* REQUEST:
Omit the images, then output each of the records below exactly.

○ ○ ○ ○ ○

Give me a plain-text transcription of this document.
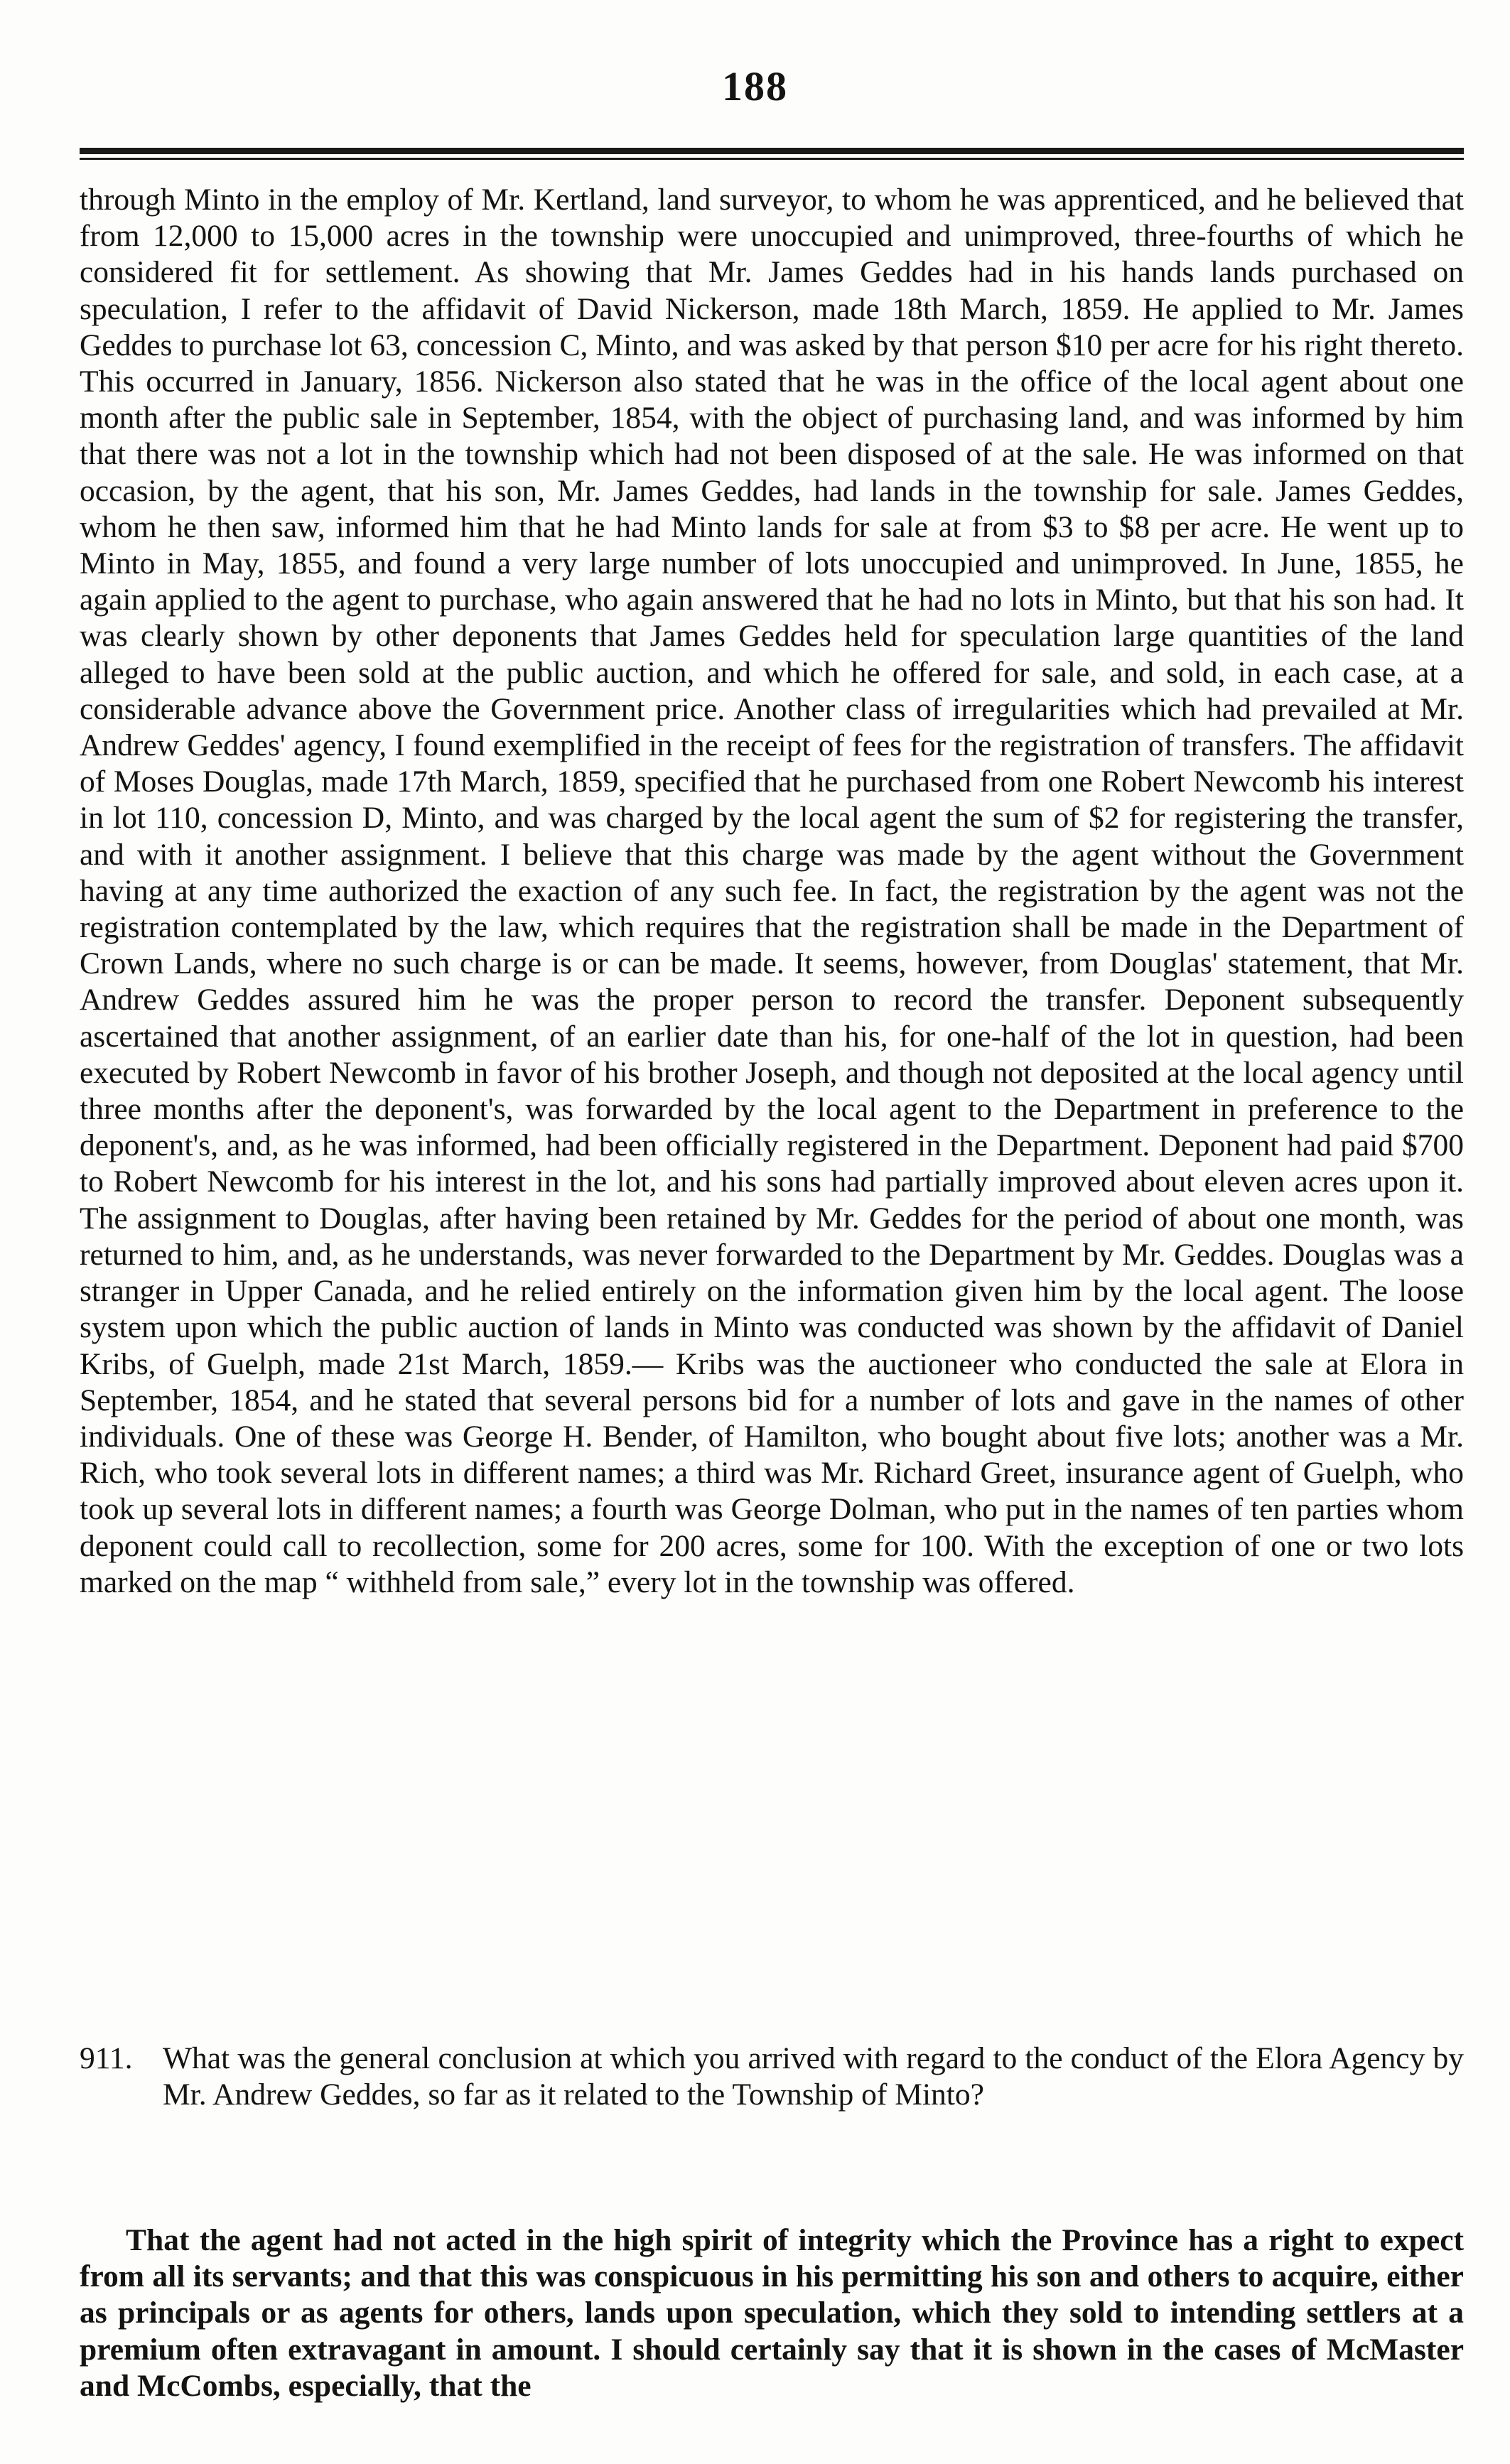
188

through Minto in the employ of Mr. Kertland, land surveyor, to whom he was apprenticed, and he believed that from 12,000 to 15,000 acres in the township were unoccupied and unimproved, three-fourths of which he considered fit for settlement. As showing that Mr. James Geddes had in his hands lands purchased on speculation, I refer to the affidavit of David Nickerson, made 18th March, 1859. He applied to Mr. James Geddes to purchase lot 63, concession C, Minto, and was asked by that person $10 per acre for his right thereto. This occurred in January, 1856. Nickerson also stated that he was in the office of the local agent about one month after the public sale in September, 1854, with the object of purchasing land, and was informed by him that there was not a lot in the township which had not been disposed of at the sale. He was informed on that occasion, by the agent, that his son, Mr. James Geddes, had lands in the township for sale. James Geddes, whom he then saw, informed him that he had Minto lands for sale at from $3 to $8 per acre. He went up to Minto in May, 1855, and found a very large number of lots unoccupied and unimproved. In June, 1855, he again applied to the agent to purchase, who again answered that he had no lots in Minto, but that his son had. It was clearly shown by other deponents that James Geddes held for speculation large quantities of the land alleged to have been sold at the public auction, and which he offered for sale, and sold, in each case, at a considerable advance above the Government price. Another class of irregularities which had prevailed at Mr. Andrew Geddes' agency, I found exemplified in the receipt of fees for the registration of transfers. The affidavit of Moses Douglas, made 17th March, 1859, specified that he purchased from one Robert Newcomb his interest in lot 110, concession D, Minto, and was charged by the local agent the sum of $2 for registering the transfer, and with it another assignment. I believe that this charge was made by the agent without the Government having at any time authorized the exaction of any such fee. In fact, the registration by the agent was not the registration contemplated by the law, which requires that the registration shall be made in the Department of Crown Lands, where no such charge is or can be made. It seems, however, from Douglas' statement, that Mr. Andrew Geddes assured him he was the proper person to record the transfer. Deponent subsequently ascertained that another assignment, of an earlier date than his, for one-half of the lot in question, had been executed by Robert Newcomb in favor of his brother Joseph, and though not deposited at the local agency until three months after the deponent's, was forwarded by the local agent to the Department in preference to the deponent's, and, as he was informed, had been officially registered in the Department. Deponent had paid $700 to Robert Newcomb for his interest in the lot, and his sons had partially improved about eleven acres upon it. The assignment to Douglas, after having been retained by Mr. Geddes for the period of about one month, was returned to him, and, as he understands, was never forwarded to the Department by Mr. Geddes. Douglas was a stranger in Upper Canada, and he relied entirely on the information given him by the local agent. The loose system upon which the public auction of lands in Minto was conducted was shown by the affidavit of Daniel Kribs, of Guelph, made 21st March, 1859.— Kribs was the auctioneer who conducted the sale at Elora in September, 1854, and he stated that several persons bid for a number of lots and gave in the names of other individuals. One of these was George H. Bender, of Hamilton, who bought about five lots; another was a Mr. Rich, who took several lots in different names; a third was Mr. Richard Greet, insurance agent of Guelph, who took up several lots in different names; a fourth was George Dolman, who put in the names of ten parties whom deponent could call to recollection, some for 200 acres, some for 100. With the exception of one or two lots marked on the map “ withheld from sale,” every lot in the township was offered.

911. What was the general conclusion at which you arrived with regard to the conduct of the Elora Agency by Mr. Andrew Geddes, so far as it related to the Township of Minto?

That the agent had not acted in the high spirit of integrity which the Province has a right to expect from all its servants; and that this was conspicuous in his permitting his son and others to acquire, either as principals or as agents for others, lands upon speculation, which they sold to intending settlers at a premium often extravagant in amount. I should certainly say that it is shown in the cases of McMaster and McCombs, especially, that the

○ ○ ○ ○ ○

* CORRECT RESULT:
Give me a plain-text transcription of this document.
188

through Minto in the employ of Mr. Kertland, land surveyor, to whom he was apprenticed, and he believed that from 12,000 to 15,000 acres in the township were unoccupied and unimproved, three-fourths of which he considered fit for settlement. As showing that Mr. James Geddes had in his hands lands purchased on speculation, I refer to the affidavit of David Nickerson, made 18th March, 1859. He applied to Mr. James Geddes to purchase lot 63, concession C, Minto, and was asked by that person $10 per acre for his right thereto. This occurred in January, 1856. Nickerson also stated that he was in the office of the local agent about one month after the public sale in September, 1854, with the object of purchasing land, and was informed by him that there was not a lot in the township which had not been disposed of at the sale. He was informed on that occasion, by the agent, that his son, Mr. James Geddes, had lands in the township for sale. James Geddes, whom he then saw, informed him that he had Minto lands for sale at from $3 to $8 per acre. He went up to Minto in May, 1855, and found a very large number of lots unoccupied and unimproved. In June, 1855, he again applied to the agent to purchase, who again answered that he had no lots in Minto, but that his son had. It was clearly shown by other deponents that James Geddes held for speculation large quantities of the land alleged to have been sold at the public auction, and which he offered for sale, and sold, in each case, at a considerable advance above the Government price. Another class of irregularities which had prevailed at Mr. Andrew Geddes' agency, I found exemplified in the receipt of fees for the registration of transfers. The affidavit of Moses Douglas, made 17th March, 1859, specified that he purchased from one Robert Newcomb his interest in lot 110, concession D, Minto, and was charged by the local agent the sum of $2 for registering the transfer, and with it another assignment. I believe that this charge was made by the agent without the Government having at any time authorized the exaction of any such fee. In fact, the registration by the agent was not the registration contemplated by the law, which requires that the registration shall be made in the Department of Crown Lands, where no such charge is or can be made. It seems, however, from Douglas' statement, that Mr. Andrew Geddes assured him he was the proper person to record the transfer. Deponent subsequently ascertained that another assignment, of an earlier date than his, for one-half of the lot in question, had been executed by Robert Newcomb in favor of his brother Joseph, and though not deposited at the local agency until three months after the deponent's, was forwarded by the local agent to the Department in preference to the deponent's, and, as he was informed, had been officially registered in the Department. Deponent had paid $700 to Robert Newcomb for his interest in the lot, and his sons had partially improved about eleven acres upon it. The assignment to Douglas, after having been retained by Mr. Geddes for the period of about one month, was returned to him, and, as he understands, was never forwarded to the Department by Mr. Geddes. Douglas was a stranger in Upper Canada, and he relied entirely on the information given him by the local agent. The loose system upon which the public auction of lands in Minto was conducted was shown by the affidavit of Daniel Kribs, of Guelph, made 21st March, 1859.— Kribs was the auctioneer who conducted the sale at Elora in September, 1854, and he stated that several persons bid for a number of lots and gave in the names of other individuals. One of these was George H. Bender, of Hamilton, who bought about five lots; another was a Mr. Rich, who took several lots in different names; a third was Mr. Richard Greet, insurance agent of Guelph, who took up several lots in different names; a fourth was George Dolman, who put in the names of ten parties whom deponent could call to recollection, some for 200 acres, some for 100. With the exception of one or two lots marked on the map “ withheld from sale,” every lot in the township was offered.

911. What was the general conclusion at which you arrived with regard to the conduct of the Elora Agency by Mr. Andrew Geddes, so far as it related to the Township of Minto?

That the agent had not acted in the high spirit of integrity which the Province has a right to expect from all its servants; and that this was conspicuous in his permitting his son and others to acquire, either as principals or as agents for others, lands upon speculation, which they sold to intending settlers at a premium often extravagant in amount. I should certainly say that it is shown in the cases of McMaster and McCombs, especially, that the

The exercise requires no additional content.